TASK DIRECTIONS =
Give the data below again, word for word.

■ ■ ■ ■

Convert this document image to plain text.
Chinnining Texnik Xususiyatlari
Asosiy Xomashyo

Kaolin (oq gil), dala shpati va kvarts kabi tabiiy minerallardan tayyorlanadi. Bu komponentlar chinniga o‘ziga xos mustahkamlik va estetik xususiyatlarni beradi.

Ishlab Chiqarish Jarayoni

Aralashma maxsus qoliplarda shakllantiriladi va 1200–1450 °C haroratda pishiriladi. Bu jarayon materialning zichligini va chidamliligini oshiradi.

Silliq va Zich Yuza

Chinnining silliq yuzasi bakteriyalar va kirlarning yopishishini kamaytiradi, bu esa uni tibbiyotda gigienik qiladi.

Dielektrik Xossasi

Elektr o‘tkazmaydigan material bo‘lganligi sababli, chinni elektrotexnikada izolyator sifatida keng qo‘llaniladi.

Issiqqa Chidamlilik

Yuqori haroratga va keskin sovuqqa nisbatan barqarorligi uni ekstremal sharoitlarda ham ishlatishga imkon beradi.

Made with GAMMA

■ ■ ■ ■

EXERCISE RESULT =
Convert this document image to plain text.
Chinnining Texnik Xususiyatlari
Asosiy Xomashyo

Kaolin (oq gil), dala shpati va kvarts kabi tabiiy minerallardan tayyorlanadi. Bu komponentlar chinniga o‘ziga xos mustahkamlik va estetik xususiyatlarni beradi.

Ishlab Chiqarish Jarayoni

Aralashma maxsus qoliplarda shakllantiriladi va 1200–1450 °C haroratda pishiriladi. Bu jarayon materialning zichligini va chidamliligini oshiradi.

Silliq va Zich Yuza

Chinnining silliq yuzasi bakteriyalar va kirlarning yopishishini kamaytiradi, bu esa uni tibbiyotda gigienik qiladi.

Dielektrik Xossasi

Elektr o‘tkazmaydigan material bo‘lganligi sababli, chinni elektrotexnikada izolyator sifatida keng qo‘llaniladi.

Issiqqa Chidamlilik

Yuqori haroratga va keskin sovuqqa nisbatan barqarorligi uni ekstremal sharoitlarda ham ishlatishga imkon beradi.

Made with GAMMA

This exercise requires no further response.